▸ PROBLEM STATEMENT:
Show every line in the entries below where the word "color" appears.

▸ DATA SHOWN:
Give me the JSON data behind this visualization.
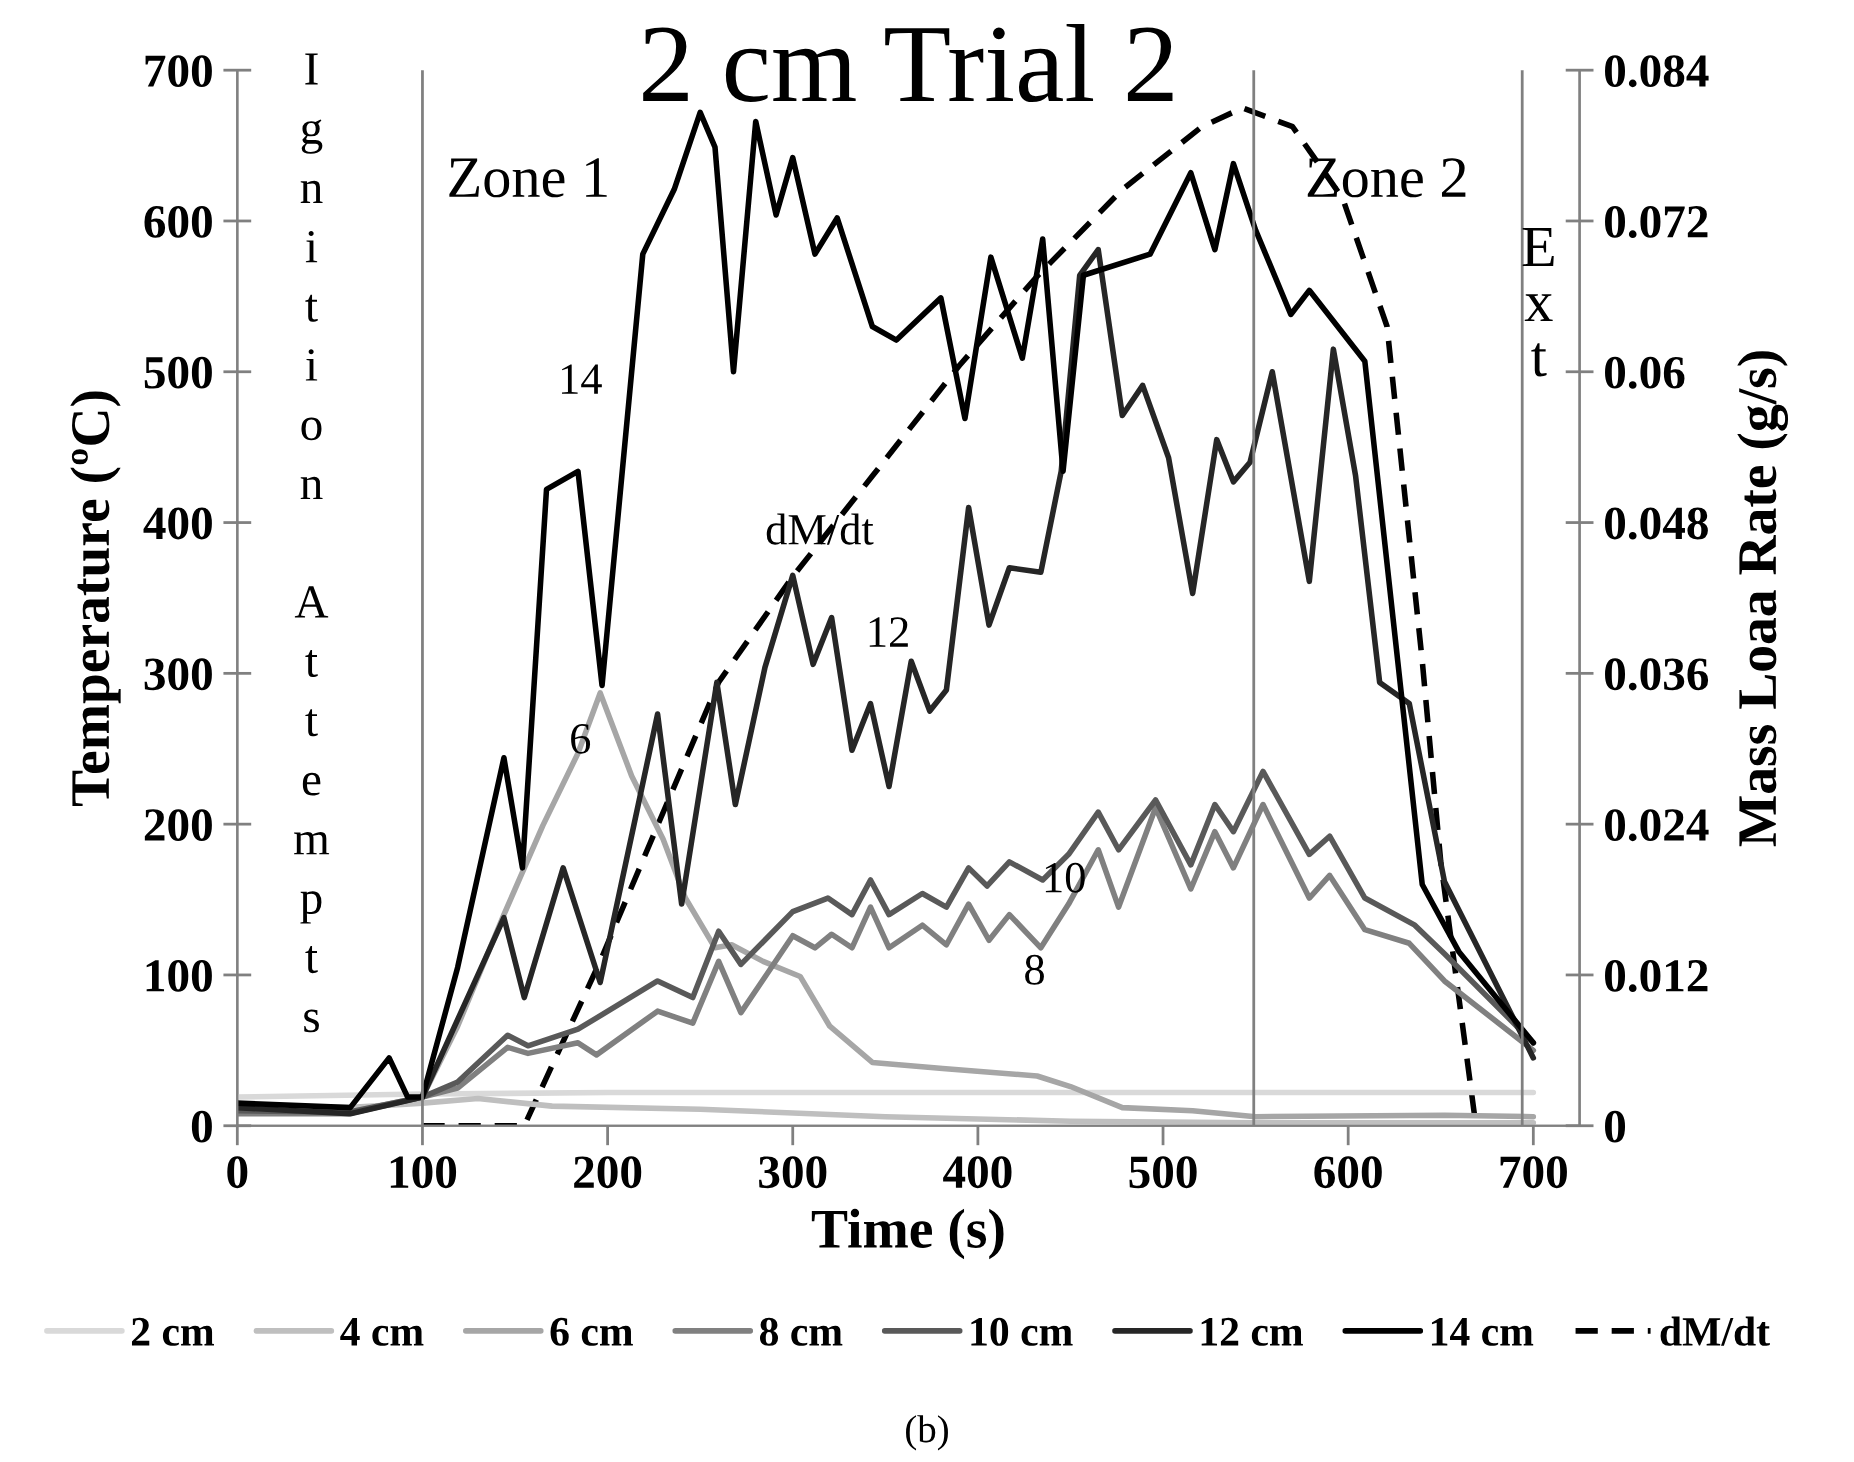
{
  "chart_data": {
    "type": "line",
    "title": "2 cm Trial 2",
    "xlabel": "Time (s)",
    "ylabel": "Temperature (ºC)",
    "y2label": "Mass Loaa Rate (g/s)",
    "xlim": [
      0,
      725
    ],
    "xticks": [
      0,
      100,
      200,
      300,
      400,
      500,
      600,
      700
    ],
    "ylim": [
      0,
      700
    ],
    "yticks": [
      0,
      100,
      200,
      300,
      400,
      500,
      600,
      700
    ],
    "y2lim": [
      0,
      0.084
    ],
    "y2ticks": [
      0,
      0.012,
      0.024,
      0.036,
      0.048,
      0.06,
      0.072,
      0.084
    ],
    "grid": false,
    "legend": "bottom",
    "marker": "none",
    "series": [
      {
        "name": "2 cm",
        "color": "#d9d9d9",
        "x": [
          0,
          100,
          200,
          300,
          400,
          500,
          600,
          700
        ],
        "values": [
          19,
          21,
          22,
          22,
          22,
          22,
          22,
          22
        ]
      },
      {
        "name": "4 cm",
        "color": "#bfbfbf",
        "x": [
          0,
          60,
          100,
          130,
          170,
          250,
          350,
          450,
          550,
          700
        ],
        "values": [
          13,
          12,
          15,
          18,
          13,
          11,
          6,
          3,
          2,
          2
        ]
      },
      {
        "name": "6 cm",
        "color": "#a6a6a6",
        "x": [
          0,
          60,
          100,
          119,
          144,
          165,
          184,
          196,
          213,
          230,
          242,
          258,
          267,
          284,
          304,
          320,
          343,
          381,
          432,
          450,
          478,
          516,
          550,
          652,
          700
        ],
        "values": [
          10,
          9,
          19,
          66,
          140,
          199,
          247,
          287,
          232,
          190,
          151,
          118,
          120,
          109,
          99,
          66,
          42,
          38,
          33,
          26,
          12,
          10,
          6,
          7,
          6
        ]
      },
      {
        "name": "8 cm",
        "color": "#808080",
        "x": [
          0,
          60,
          100,
          119,
          146,
          157,
          184,
          194,
          227,
          246,
          260,
          272,
          300,
          312,
          321,
          332,
          342,
          352,
          370,
          383,
          395,
          406,
          417,
          434,
          449,
          465,
          476,
          496,
          515,
          528,
          538,
          554,
          579,
          590,
          609,
          633,
          652,
          700
        ],
        "values": [
          8,
          8,
          19,
          25,
          52,
          48,
          55,
          47,
          76,
          68,
          109,
          75,
          126,
          118,
          127,
          118,
          145,
          118,
          133,
          120,
          147,
          123,
          140,
          118,
          147,
          183,
          145,
          211,
          157,
          195,
          171,
          213,
          151,
          166,
          130,
          121,
          96,
          50
        ]
      },
      {
        "name": "10 cm",
        "color": "#595959",
        "x": [
          0,
          60,
          100,
          119,
          146,
          157,
          184,
          227,
          246,
          260,
          272,
          300,
          319,
          332,
          342,
          352,
          370,
          383,
          395,
          405,
          417,
          435,
          449,
          465,
          476,
          496,
          515,
          528,
          538,
          554,
          579,
          590,
          609,
          636,
          652,
          700
        ],
        "values": [
          10,
          9,
          19,
          29,
          60,
          53,
          64,
          96,
          85,
          129,
          107,
          142,
          151,
          140,
          163,
          140,
          154,
          145,
          171,
          159,
          175,
          163,
          180,
          208,
          183,
          216,
          173,
          213,
          195,
          235,
          180,
          192,
          151,
          133,
          114,
          55
        ]
      },
      {
        "name": "12 cm",
        "color": "#262626",
        "x": [
          0,
          61,
          100,
          144,
          155,
          176,
          196,
          215,
          227,
          240,
          259,
          269,
          285,
          300,
          311,
          321,
          332,
          342,
          352,
          364,
          374,
          383,
          395,
          406,
          417,
          434,
          445,
          455,
          465,
          478,
          489,
          503,
          516,
          529,
          538,
          547,
          559,
          579,
          592,
          604,
          617,
          633,
          652,
          700
        ],
        "values": [
          12,
          8,
          19,
          138,
          85,
          171,
          95,
          204,
          273,
          147,
          294,
          213,
          304,
          365,
          306,
          337,
          249,
          280,
          225,
          308,
          275,
          289,
          410,
          332,
          370,
          367,
          434,
          564,
          581,
          471,
          491,
          443,
          353,
          455,
          427,
          440,
          500,
          361,
          515,
          431,
          294,
          280,
          162,
          45
        ]
      },
      {
        "name": "14 cm",
        "color": "#000000",
        "x": [
          0,
          61,
          82,
          92,
          100,
          119,
          144,
          154,
          167,
          184,
          197,
          219,
          236,
          250,
          258,
          268,
          280,
          291,
          300,
          312,
          324,
          343,
          356,
          380,
          393,
          407,
          424,
          435,
          446,
          457,
          493,
          515,
          528,
          538,
          550,
          569,
          579,
          609,
          640,
          660,
          700
        ],
        "values": [
          15,
          12,
          45,
          19,
          19,
          105,
          244,
          171,
          422,
          434,
          292,
          578,
          621,
          672,
          649,
          500,
          666,
          604,
          642,
          578,
          602,
          530,
          521,
          549,
          469,
          576,
          509,
          588,
          434,
          564,
          578,
          632,
          581,
          638,
          594,
          538,
          554,
          507,
          160,
          115,
          55
        ]
      },
      {
        "name": "dM/dt",
        "color": "#000000",
        "axis": "y2",
        "line_style": "dashed",
        "x": [
          100,
          155,
          196,
          227,
          260,
          300,
          343,
          390,
          432,
          478,
          521,
          543,
          570,
          597,
          621,
          640,
          650,
          669
        ],
        "values": [
          0,
          0,
          0.0131,
          0.0239,
          0.0353,
          0.0437,
          0.0517,
          0.0605,
          0.0676,
          0.0745,
          0.0795,
          0.081,
          0.0795,
          0.0738,
          0.0636,
          0.037,
          0.021,
          0
        ]
      }
    ],
    "ref_lines": [
      {
        "axis": "x",
        "value": 100,
        "color": "#808080"
      },
      {
        "axis": "x",
        "value": 549,
        "color": "#808080"
      },
      {
        "axis": "x",
        "value": 694,
        "color": "#808080"
      }
    ],
    "annotations": [
      "Ignition Attempts",
      "Zone 1",
      "Zone 2",
      "Ext",
      "14",
      "6",
      "12",
      "10",
      "8",
      "dM/dt",
      "(b)"
    ]
  }
}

▸ WRITTEN SOLUTION:
        "color": "#d9d9d9",
        "color": "#bfbfbf",
        "color": "#a6a6a6",
        "color": "#808080",
        "color": "#595959",
        "color": "#262626",
        "color": "#000000",
        "color": "#000000",
        "color": "#808080"
        "color": "#808080"
        "color": "#808080"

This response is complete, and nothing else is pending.